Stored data
[Start]

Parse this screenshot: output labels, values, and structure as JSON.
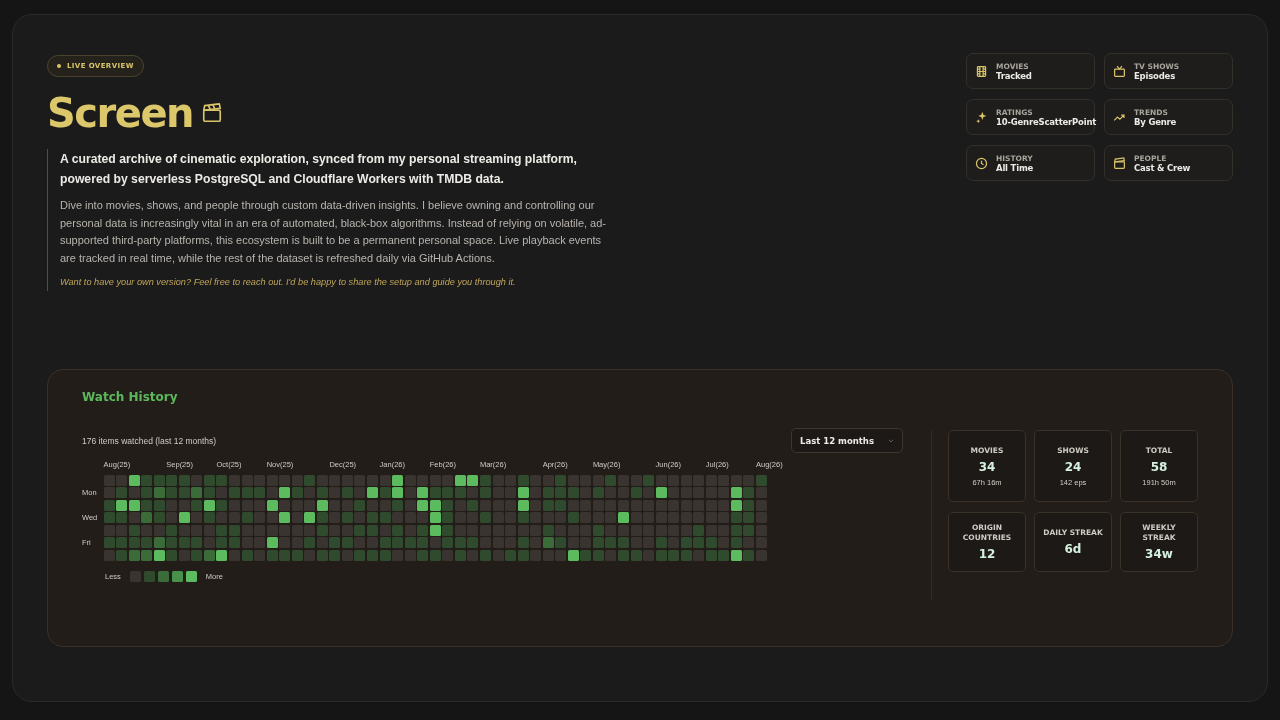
{
  "badge": "LIVE OVERVIEW",
  "title": "Screen",
  "lead": "A curated archive of cinematic exploration, synced from my personal streaming platform, powered by serverless PostgreSQL and Cloudflare Workers with TMDB data.",
  "body": "Dive into movies, shows, and people through custom data-driven insights. I believe owning and controlling our personal data is increasingly vital in an era of automated, black-box algorithms. Instead of relying on volatile, ad-supported third-party platforms, this ecosystem is built to be a permanent personal space. Live playback events are tracked in real time, while the rest of the dataset is refreshed daily via GitHub Actions.",
  "invite": "Want to have your own version? Feel free to reach out. I'd be happy to share the setup and guide you through it.",
  "nav_cards": [
    {
      "label": "MOVIES",
      "value": "Tracked"
    },
    {
      "label": "TV SHOWS",
      "value": "Episodes"
    },
    {
      "label": "RATINGS",
      "value": "10-GenreScatterPoint"
    },
    {
      "label": "TRENDS",
      "value": "By Genre"
    },
    {
      "label": "HISTORY",
      "value": "All Time"
    },
    {
      "label": "PEOPLE",
      "value": "Cast & Crew"
    }
  ],
  "watch_history": {
    "title": "Watch History",
    "summary": "176 items watched (last 12 months)",
    "range_select": {
      "value": "Last 12 months"
    },
    "day_labels": [
      "Mon",
      "Wed",
      "Fri"
    ],
    "weeks": [
      {
        "month": "Aug(25)",
        "days": [
          {
            "color": "#3a3431"
          },
          {
            "color": "#3a3431"
          },
          {
            "color": "#2f4a2d"
          },
          {
            "color": "#2f4a2d"
          },
          {
            "color": "#3a3431"
          },
          {
            "color": "#2f4a2d"
          },
          {
            "color": "#3a3431"
          }
        ]
      },
      {
        "days": [
          {
            "color": "#3a3431"
          },
          {
            "color": "#2f4a2d"
          },
          {
            "color": "#5dbb5f"
          },
          {
            "color": "#2f4a2d"
          },
          {
            "color": "#3a3431"
          },
          {
            "color": "#2f4a2d"
          },
          {
            "color": "#2f4a2d"
          }
        ]
      },
      {
        "days": [
          {
            "color": "#5dbb5f"
          },
          {
            "color": "#3a3431"
          },
          {
            "color": "#5dbb5f"
          },
          {
            "color": "#3a3431"
          },
          {
            "color": "#2f4a2d"
          },
          {
            "color": "#2f4a2d"
          },
          {
            "color": "#3a6b38"
          }
        ]
      },
      {
        "days": [
          {
            "color": "#2f4a2d"
          },
          {
            "color": "#2f4a2d"
          },
          {
            "color": "#2f4a2d"
          },
          {
            "color": "#3a6b38"
          },
          {
            "color": "#3a3431"
          },
          {
            "color": "#2f4a2d"
          },
          {
            "color": "#3a6b38"
          }
        ]
      },
      {
        "days": [
          {
            "color": "#2f4a2d"
          },
          {
            "color": "#3a6b38"
          },
          {
            "color": "#2f4a2d"
          },
          {
            "color": "#2f4a2d"
          },
          {
            "color": "#3a3431"
          },
          {
            "color": "#3a6b38"
          },
          {
            "color": "#5dbb5f"
          }
        ]
      },
      {
        "month": "Sep(25)",
        "days": [
          {
            "color": "#2f4a2d"
          },
          {
            "color": "#2f4a2d"
          },
          {
            "color": "#3a3431"
          },
          {
            "color": "#3a3431"
          },
          {
            "color": "#2f4a2d"
          },
          {
            "color": "#2f4a2d"
          },
          {
            "color": "#2f4a2d"
          }
        ]
      },
      {
        "days": [
          {
            "color": "#2f4a2d"
          },
          {
            "color": "#2f4a2d"
          },
          {
            "color": "#3a3431"
          },
          {
            "color": "#5dbb5f"
          },
          {
            "color": "#3a3431"
          },
          {
            "color": "#2f4a2d"
          },
          {
            "color": "#3a3431"
          }
        ]
      },
      {
        "days": [
          {
            "color": "#3a3431"
          },
          {
            "color": "#3a6b38"
          },
          {
            "color": "#2f4a2d"
          },
          {
            "color": "#3a3431"
          },
          {
            "color": "#3a3431"
          },
          {
            "color": "#2f4a2d"
          },
          {
            "color": "#2f4a2d"
          }
        ]
      },
      {
        "days": [
          {
            "color": "#2f4a2d"
          },
          {
            "color": "#2f4a2d"
          },
          {
            "color": "#5dbb5f"
          },
          {
            "color": "#2f4a2d"
          },
          {
            "color": "#3a3431"
          },
          {
            "color": "#3a3431"
          },
          {
            "color": "#3a6b38"
          }
        ]
      },
      {
        "month": "Oct(25)",
        "days": [
          {
            "color": "#2f4a2d"
          },
          {
            "color": "#3a3431"
          },
          {
            "color": "#2f4a2d"
          },
          {
            "color": "#3a3431"
          },
          {
            "color": "#2f4a2d"
          },
          {
            "color": "#2f4a2d"
          },
          {
            "color": "#5dbb5f"
          }
        ]
      },
      {
        "days": [
          {
            "color": "#3a3431"
          },
          {
            "color": "#2f4a2d"
          },
          {
            "color": "#3a3431"
          },
          {
            "color": "#3a3431"
          },
          {
            "color": "#2f4a2d"
          },
          {
            "color": "#2f4a2d"
          },
          {
            "color": "#3a3431"
          }
        ]
      },
      {
        "days": [
          {
            "color": "#3a3431"
          },
          {
            "color": "#2f4a2d"
          },
          {
            "color": "#3a3431"
          },
          {
            "color": "#2f4a2d"
          },
          {
            "color": "#3a3431"
          },
          {
            "color": "#3a3431"
          },
          {
            "color": "#2f4a2d"
          }
        ]
      },
      {
        "days": [
          {
            "color": "#3a3431"
          },
          {
            "color": "#2f4a2d"
          },
          {
            "color": "#3a3431"
          },
          {
            "color": "#3a3431"
          },
          {
            "color": "#3a3431"
          },
          {
            "color": "#3a3431"
          },
          {
            "color": "#3a3431"
          }
        ]
      },
      {
        "month": "Nov(25)",
        "days": [
          {
            "color": "#3a3431"
          },
          {
            "color": "#3a3431"
          },
          {
            "color": "#5dbb5f"
          },
          {
            "color": "#3a3431"
          },
          {
            "color": "#3a3431"
          },
          {
            "color": "#5dbb5f"
          },
          {
            "color": "#2f4a2d"
          }
        ]
      },
      {
        "days": [
          {
            "color": "#3a3431"
          },
          {
            "color": "#5dbb5f"
          },
          {
            "color": "#3a3431"
          },
          {
            "color": "#5dbb5f"
          },
          {
            "color": "#3a3431"
          },
          {
            "color": "#3a3431"
          },
          {
            "color": "#2f4a2d"
          }
        ]
      },
      {
        "days": [
          {
            "color": "#3a3431"
          },
          {
            "color": "#2f4a2d"
          },
          {
            "color": "#3a3431"
          },
          {
            "color": "#3a3431"
          },
          {
            "color": "#3a3431"
          },
          {
            "color": "#3a3431"
          },
          {
            "color": "#2f4a2d"
          }
        ]
      },
      {
        "days": [
          {
            "color": "#2f4a2d"
          },
          {
            "color": "#3a3431"
          },
          {
            "color": "#3a3431"
          },
          {
            "color": "#5dbb5f"
          },
          {
            "color": "#3a3431"
          },
          {
            "color": "#2f4a2d"
          },
          {
            "color": "#3a3431"
          }
        ]
      },
      {
        "days": [
          {
            "color": "#3a3431"
          },
          {
            "color": "#2f4a2d"
          },
          {
            "color": "#5dbb5f"
          },
          {
            "color": "#2f4a2d"
          },
          {
            "color": "#2f4a2d"
          },
          {
            "color": "#3a3431"
          },
          {
            "color": "#2f4a2d"
          }
        ]
      },
      {
        "month": "Dec(25)",
        "days": [
          {
            "color": "#3a3431"
          },
          {
            "color": "#3a3431"
          },
          {
            "color": "#3a3431"
          },
          {
            "color": "#3a3431"
          },
          {
            "color": "#3a3431"
          },
          {
            "color": "#2f4a2d"
          },
          {
            "color": "#2f4a2d"
          }
        ]
      },
      {
        "days": [
          {
            "color": "#3a3431"
          },
          {
            "color": "#2f4a2d"
          },
          {
            "color": "#3a3431"
          },
          {
            "color": "#2f4a2d"
          },
          {
            "color": "#3a3431"
          },
          {
            "color": "#2f4a2d"
          },
          {
            "color": "#3a3431"
          }
        ]
      },
      {
        "days": [
          {
            "color": "#3a3431"
          },
          {
            "color": "#3a3431"
          },
          {
            "color": "#2f4a2d"
          },
          {
            "color": "#3a3431"
          },
          {
            "color": "#2f4a2d"
          },
          {
            "color": "#3a3431"
          },
          {
            "color": "#2f4a2d"
          }
        ]
      },
      {
        "days": [
          {
            "color": "#3a3431"
          },
          {
            "color": "#5dbb5f"
          },
          {
            "color": "#3a3431"
          },
          {
            "color": "#2f4a2d"
          },
          {
            "color": "#2f4a2d"
          },
          {
            "color": "#3a3431"
          },
          {
            "color": "#2f4a2d"
          }
        ]
      },
      {
        "month": "Jan(26)",
        "days": [
          {
            "color": "#3a3431"
          },
          {
            "color": "#2f4a2d"
          },
          {
            "color": "#3a3431"
          },
          {
            "color": "#2f4a2d"
          },
          {
            "color": "#3a3431"
          },
          {
            "color": "#2f4a2d"
          },
          {
            "color": "#2f4a2d"
          }
        ]
      },
      {
        "days": [
          {
            "color": "#5dbb5f"
          },
          {
            "color": "#5dbb5f"
          },
          {
            "color": "#2f4a2d"
          },
          {
            "color": "#3a3431"
          },
          {
            "color": "#2f4a2d"
          },
          {
            "color": "#2f4a2d"
          },
          {
            "color": "#3a3431"
          }
        ]
      },
      {
        "days": [
          {
            "color": "#3a3431"
          },
          {
            "color": "#3a3431"
          },
          {
            "color": "#3a3431"
          },
          {
            "color": "#3a3431"
          },
          {
            "color": "#3a3431"
          },
          {
            "color": "#2f4a2d"
          },
          {
            "color": "#3a3431"
          }
        ]
      },
      {
        "days": [
          {
            "color": "#3a3431"
          },
          {
            "color": "#5dbb5f"
          },
          {
            "color": "#5dbb5f"
          },
          {
            "color": "#3a3431"
          },
          {
            "color": "#2f4a2d"
          },
          {
            "color": "#2f4a2d"
          },
          {
            "color": "#2f4a2d"
          }
        ]
      },
      {
        "month": "Feb(26)",
        "days": [
          {
            "color": "#3a3431"
          },
          {
            "color": "#2f4a2d"
          },
          {
            "color": "#5dbb5f"
          },
          {
            "color": "#5dbb5f"
          },
          {
            "color": "#5dbb5f"
          },
          {
            "color": "#3a3431"
          },
          {
            "color": "#2f4a2d"
          }
        ]
      },
      {
        "days": [
          {
            "color": "#3a3431"
          },
          {
            "color": "#2f4a2d"
          },
          {
            "color": "#2f4a2d"
          },
          {
            "color": "#2f4a2d"
          },
          {
            "color": "#2f4a2d"
          },
          {
            "color": "#2f4a2d"
          },
          {
            "color": "#3a3431"
          }
        ]
      },
      {
        "days": [
          {
            "color": "#5dbb5f"
          },
          {
            "color": "#2f4a2d"
          },
          {
            "color": "#3a3431"
          },
          {
            "color": "#3a3431"
          },
          {
            "color": "#3a3431"
          },
          {
            "color": "#2f4a2d"
          },
          {
            "color": "#2f4a2d"
          }
        ]
      },
      {
        "days": [
          {
            "color": "#5dbb5f"
          },
          {
            "color": "#3a3431"
          },
          {
            "color": "#2f4a2d"
          },
          {
            "color": "#3a3431"
          },
          {
            "color": "#3a3431"
          },
          {
            "color": "#2f4a2d"
          },
          {
            "color": "#3a3431"
          }
        ]
      },
      {
        "month": "Mar(26)",
        "days": [
          {
            "color": "#2f4a2d"
          },
          {
            "color": "#2f4a2d"
          },
          {
            "color": "#3a3431"
          },
          {
            "color": "#2f4a2d"
          },
          {
            "color": "#3a3431"
          },
          {
            "color": "#3a3431"
          },
          {
            "color": "#2f4a2d"
          }
        ]
      },
      {
        "days": [
          {
            "color": "#3a3431"
          },
          {
            "color": "#3a3431"
          },
          {
            "color": "#3a3431"
          },
          {
            "color": "#3a3431"
          },
          {
            "color": "#3a3431"
          },
          {
            "color": "#3a3431"
          },
          {
            "color": "#3a3431"
          }
        ]
      },
      {
        "days": [
          {
            "color": "#3a3431"
          },
          {
            "color": "#3a3431"
          },
          {
            "color": "#3a3431"
          },
          {
            "color": "#3a3431"
          },
          {
            "color": "#3a3431"
          },
          {
            "color": "#3a3431"
          },
          {
            "color": "#2f4a2d"
          }
        ]
      },
      {
        "days": [
          {
            "color": "#2f4a2d"
          },
          {
            "color": "#5dbb5f"
          },
          {
            "color": "#5dbb5f"
          },
          {
            "color": "#2f4a2d"
          },
          {
            "color": "#3a3431"
          },
          {
            "color": "#2f4a2d"
          },
          {
            "color": "#2f4a2d"
          }
        ]
      },
      {
        "days": [
          {
            "color": "#3a3431"
          },
          {
            "color": "#3a3431"
          },
          {
            "color": "#3a3431"
          },
          {
            "color": "#3a3431"
          },
          {
            "color": "#3a3431"
          },
          {
            "color": "#3a3431"
          },
          {
            "color": "#3a3431"
          }
        ]
      },
      {
        "month": "Apr(26)",
        "days": [
          {
            "color": "#3a3431"
          },
          {
            "color": "#2f4a2d"
          },
          {
            "color": "#2f4a2d"
          },
          {
            "color": "#3a3431"
          },
          {
            "color": "#2f4a2d"
          },
          {
            "color": "#3a6b38"
          },
          {
            "color": "#3a3431"
          }
        ]
      },
      {
        "days": [
          {
            "color": "#2f4a2d"
          },
          {
            "color": "#2f4a2d"
          },
          {
            "color": "#2f4a2d"
          },
          {
            "color": "#3a3431"
          },
          {
            "color": "#3a3431"
          },
          {
            "color": "#2f4a2d"
          },
          {
            "color": "#3a3431"
          }
        ]
      },
      {
        "days": [
          {
            "color": "#3a3431"
          },
          {
            "color": "#2f4a2d"
          },
          {
            "color": "#3a3431"
          },
          {
            "color": "#2f4a2d"
          },
          {
            "color": "#3a3431"
          },
          {
            "color": "#3a3431"
          },
          {
            "color": "#5dbb5f"
          }
        ]
      },
      {
        "days": [
          {
            "color": "#3a3431"
          },
          {
            "color": "#3a3431"
          },
          {
            "color": "#3a3431"
          },
          {
            "color": "#3a3431"
          },
          {
            "color": "#3a3431"
          },
          {
            "color": "#3a3431"
          },
          {
            "color": "#2f4a2d"
          }
        ]
      },
      {
        "month": "May(26)",
        "days": [
          {
            "color": "#3a3431"
          },
          {
            "color": "#2f4a2d"
          },
          {
            "color": "#3a3431"
          },
          {
            "color": "#3a3431"
          },
          {
            "color": "#2f4a2d"
          },
          {
            "color": "#2f4a2d"
          },
          {
            "color": "#2f4a2d"
          }
        ]
      },
      {
        "days": [
          {
            "color": "#2f4a2d"
          },
          {
            "color": "#3a3431"
          },
          {
            "color": "#3a3431"
          },
          {
            "color": "#3a3431"
          },
          {
            "color": "#3a3431"
          },
          {
            "color": "#2f4a2d"
          },
          {
            "color": "#3a3431"
          }
        ]
      },
      {
        "days": [
          {
            "color": "#3a3431"
          },
          {
            "color": "#3a3431"
          },
          {
            "color": "#3a3431"
          },
          {
            "color": "#5dbb5f"
          },
          {
            "color": "#3a3431"
          },
          {
            "color": "#2f4a2d"
          },
          {
            "color": "#2f4a2d"
          }
        ]
      },
      {
        "days": [
          {
            "color": "#3a3431"
          },
          {
            "color": "#2f4a2d"
          },
          {
            "color": "#3a3431"
          },
          {
            "color": "#3a3431"
          },
          {
            "color": "#3a3431"
          },
          {
            "color": "#3a3431"
          },
          {
            "color": "#2f4a2d"
          }
        ]
      },
      {
        "days": [
          {
            "color": "#2f4a2d"
          },
          {
            "color": "#3a3431"
          },
          {
            "color": "#3a3431"
          },
          {
            "color": "#3a3431"
          },
          {
            "color": "#3a3431"
          },
          {
            "color": "#3a3431"
          },
          {
            "color": "#3a3431"
          }
        ]
      },
      {
        "month": "Jun(26)",
        "days": [
          {
            "color": "#3a3431"
          },
          {
            "color": "#5dbb5f"
          },
          {
            "color": "#3a3431"
          },
          {
            "color": "#3a3431"
          },
          {
            "color": "#3a3431"
          },
          {
            "color": "#2f4a2d"
          },
          {
            "color": "#2f4a2d"
          }
        ]
      },
      {
        "days": [
          {
            "color": "#3a3431"
          },
          {
            "color": "#3a3431"
          },
          {
            "color": "#3a3431"
          },
          {
            "color": "#3a3431"
          },
          {
            "color": "#3a3431"
          },
          {
            "color": "#3a3431"
          },
          {
            "color": "#2f4a2d"
          }
        ]
      },
      {
        "days": [
          {
            "color": "#3a3431"
          },
          {
            "color": "#3a3431"
          },
          {
            "color": "#3a3431"
          },
          {
            "color": "#3a3431"
          },
          {
            "color": "#3a3431"
          },
          {
            "color": "#2f4a2d"
          },
          {
            "color": "#2f4a2d"
          }
        ]
      },
      {
        "days": [
          {
            "color": "#3a3431"
          },
          {
            "color": "#3a3431"
          },
          {
            "color": "#3a3431"
          },
          {
            "color": "#3a3431"
          },
          {
            "color": "#2f4a2d"
          },
          {
            "color": "#2f4a2d"
          },
          {
            "color": "#3a3431"
          }
        ]
      },
      {
        "month": "Jul(26)",
        "days": [
          {
            "color": "#3a3431"
          },
          {
            "color": "#3a3431"
          },
          {
            "color": "#3a3431"
          },
          {
            "color": "#3a3431"
          },
          {
            "color": "#3a3431"
          },
          {
            "color": "#2f4a2d"
          },
          {
            "color": "#2f4a2d"
          }
        ]
      },
      {
        "days": [
          {
            "color": "#3a3431"
          },
          {
            "color": "#3a3431"
          },
          {
            "color": "#3a3431"
          },
          {
            "color": "#3a3431"
          },
          {
            "color": "#3a3431"
          },
          {
            "color": "#3a3431"
          },
          {
            "color": "#2f4a2d"
          }
        ]
      },
      {
        "days": [
          {
            "color": "#3a3431"
          },
          {
            "color": "#5dbb5f"
          },
          {
            "color": "#5dbb5f"
          },
          {
            "color": "#2f4a2d"
          },
          {
            "color": "#2f4a2d"
          },
          {
            "color": "#2f4a2d"
          },
          {
            "color": "#5dbb5f"
          }
        ]
      },
      {
        "days": [
          {
            "color": "#3a3431"
          },
          {
            "color": "#2f4a2d"
          },
          {
            "color": "#2f4a2d"
          },
          {
            "color": "#2f4a2d"
          },
          {
            "color": "#2f4a2d"
          },
          {
            "color": "#3a3431"
          },
          {
            "color": "#2f4a2d"
          }
        ]
      },
      {
        "month": "Aug(26)",
        "days": [
          {
            "color": "#2f4a2d"
          },
          {
            "color": "#3a3431"
          },
          {
            "color": "#3a3431"
          },
          {
            "color": "#3a3431"
          },
          {
            "color": "#3a3431"
          },
          {
            "color": "#3a3431"
          },
          {
            "color": "#3a3431"
          }
        ]
      }
    ],
    "legend": {
      "less": "Less",
      "more": "More",
      "swatches": [
        {
          "color": "#3a3431"
        },
        {
          "color": "#2f4a2d"
        },
        {
          "color": "#3a6b38"
        },
        {
          "color": "#47914a"
        },
        {
          "color": "#5dbb5f"
        }
      ]
    },
    "stats": [
      {
        "label": "MOVIES",
        "value": "34",
        "detail": "67h 16m"
      },
      {
        "label": "SHOWS",
        "value": "24",
        "detail": "142 eps"
      },
      {
        "label": "TOTAL",
        "value": "58",
        "detail": "191h 50m"
      },
      {
        "label": "ORIGIN COUNTRIES",
        "value": "12"
      },
      {
        "label": "DAILY STREAK",
        "value": "6d"
      },
      {
        "label": "WEEKLY STREAK",
        "value": "34w"
      }
    ]
  }
}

[End]

Directive >> Lines of the material that contain the word "this" are to be gathered.

Result below >>
Parse this screenshot: output labels, values, and structure as JSON.
  "body": "Dive into movies, shows, and people through custom data-driven insights. I believe owning and controlling our personal data is increasingly vital in an era of automated, black-box algorithms. Instead of relying on volatile, ad-supported third-party platforms, this ecosystem is built to be a permanent personal space. Live playback events are tracked in real time, while the rest of the dataset is refreshed daily via GitHub Actions.",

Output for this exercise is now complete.